Page excerpt
____________________

Series Editor's Foreword
SEPARATION AND THE SWORD
IN ANABAPTIST PERSUASION

Radical Confessional Rhetoric from Schleitheim to Dordrecht

Gerald Biesecker-Mast

Foreword by John D. Roth


Separation and the Sword in Anabaptist Persuasion inaugurates a new epoch in Anabaptist studies. For one thing, it brings a new discipline—that of rhetorical analysis—to the study of Anabaptist texts. Rather than seeing texts as static entities of distilled truth, rhetorical analysis treats texts as living statements that function as strategic assertions in a context whose contours are not fixed. A series of significant results follow from the application of this discipline new to Anabaptist texts.

This methodology provides an answer to a question that has long challenged interpreters of Anabaptism, namely how to account for the presence of sword bearers in a movement that came to be known as a pacifist or nonviolent movement. Whereas Harold S. Bender had declared Schwertler outside the circle of true Anabaptists—while more recent interpreters used their presence to declare that Anabaptism was not necessarily a pacifist movement or simply moved rejection of the sword out of the "core" and into a category of items on which Anabaptists disagreed—Biesecker-Mast’s rhetorical analysis shows how rejection of the sword was an operative motif, intrinsic to the movement even with the presence of Schwertler.

____________________

Problem set
(a) According to the foreword, which discipline does the book bring to the study of Anabaptist texts?
(b) Render this sentence from the foreword into Spanish: "Rather than seeing texts as static entities of distilled truth, rhetorical analysis treats texts as living statements that function as strategic assertions in a context whose contours are not fixed."
(c) Resume the foreword on Anabaptist confessional rhetoric, picking up right after its final sentence.
The data that comes after this point is not needed for any of the work here.

Given information
____________________

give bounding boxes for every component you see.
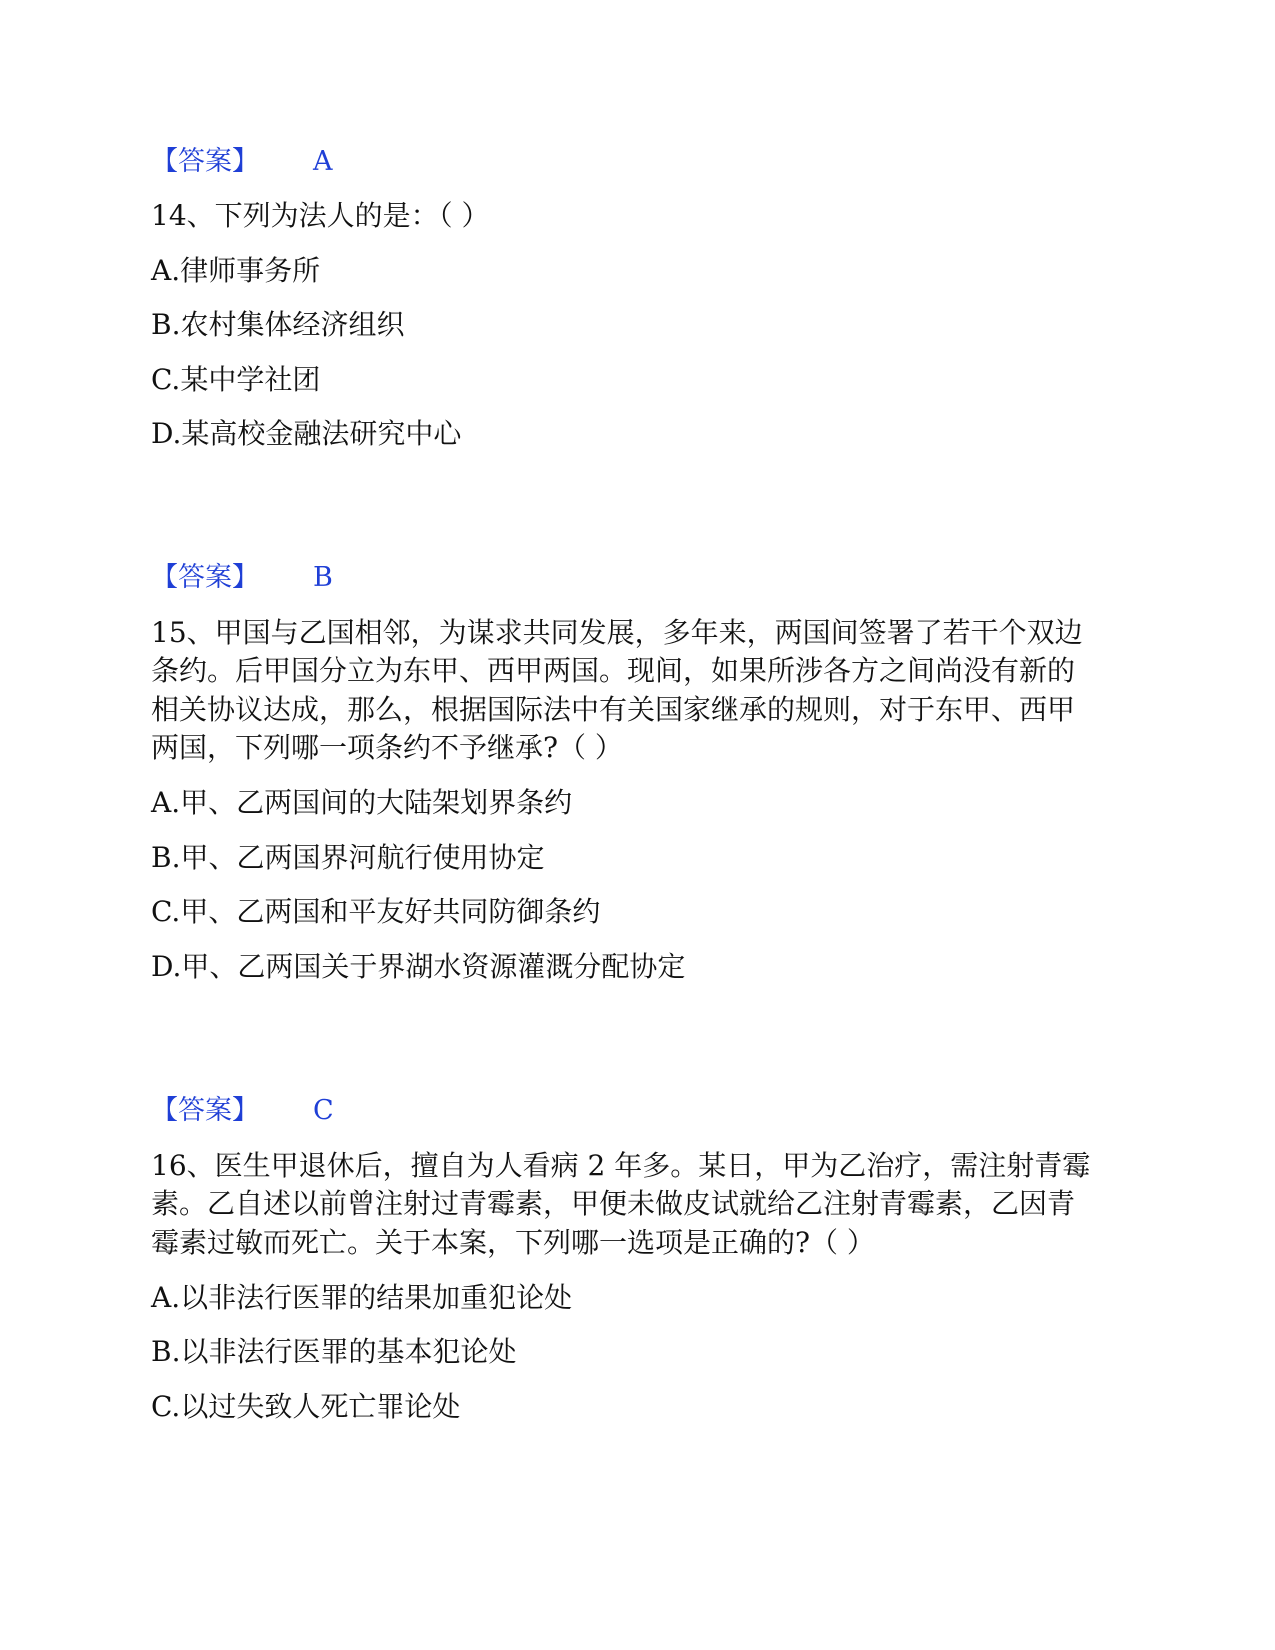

____________________

Answers in order
(a) Rhetorical analysis.

(b) En lugar de ver los textos como entidades estáticas de verdad destilada, el análisis retórico trata los textos como declaraciones vivas que funcionan como afirmaciones estratégicas en un contexto cuyos contornos no son fijos.

(c)
In a most important argument, Biesecker-Mast’s methodology challenges the idea of Anabaptism as a movement that withdraws from the world. He shows that "separation from the world" is not the same as withdrawal. Separation is in fact a strategy for engagement of the world—without a sense of separation, Anabaptists would not be able to witness to the civil order, its authorities and established church.

These observations in turn lead to a new understanding of Anabaptist identity. Beyond the eponymous name Anabaptist that derived from adding water to adults, previous efforts to define or characterize Anabaptism searched for an "essence" or a "core" identity, some kind of distilled essence that would finally define the finished character of the movement and account for all Anabaptists. In contrast to all such efforts, Biesecker-Mast’s rhetorical analysis reveals Anabaptism to be a strategy for living as a Christian, a strategy for living that starts with the narrative of Jesus and his rejection of the sword. This strategy results in a structure that is distinguishable—that is, separate from the social order—but which can and does exist in manifold ways, both in the sixteenth century and in the twenty-first century.

Thus in Biesecker-Mast’s interpretation, Anabaptism emerges as a dynamic movement, shaped by a set of assumptions close to Bender’s original three-fold Anabaptist Vision but existing in multiple versions and which together comprise a way of being Christian that is new to the sixteenth century. This way of being Christian does not arrive in full-lown fashion from early leaders, and these leaders did not develop this program and set out to implement it. Rather, Anabaptism originated when early leaders asked questions about social and ecclesiastical realities that led them to challenge the established church. The eventual result was a dynamic Anabaptism, with change directed by practices understood to be consistent with the story of Jesus.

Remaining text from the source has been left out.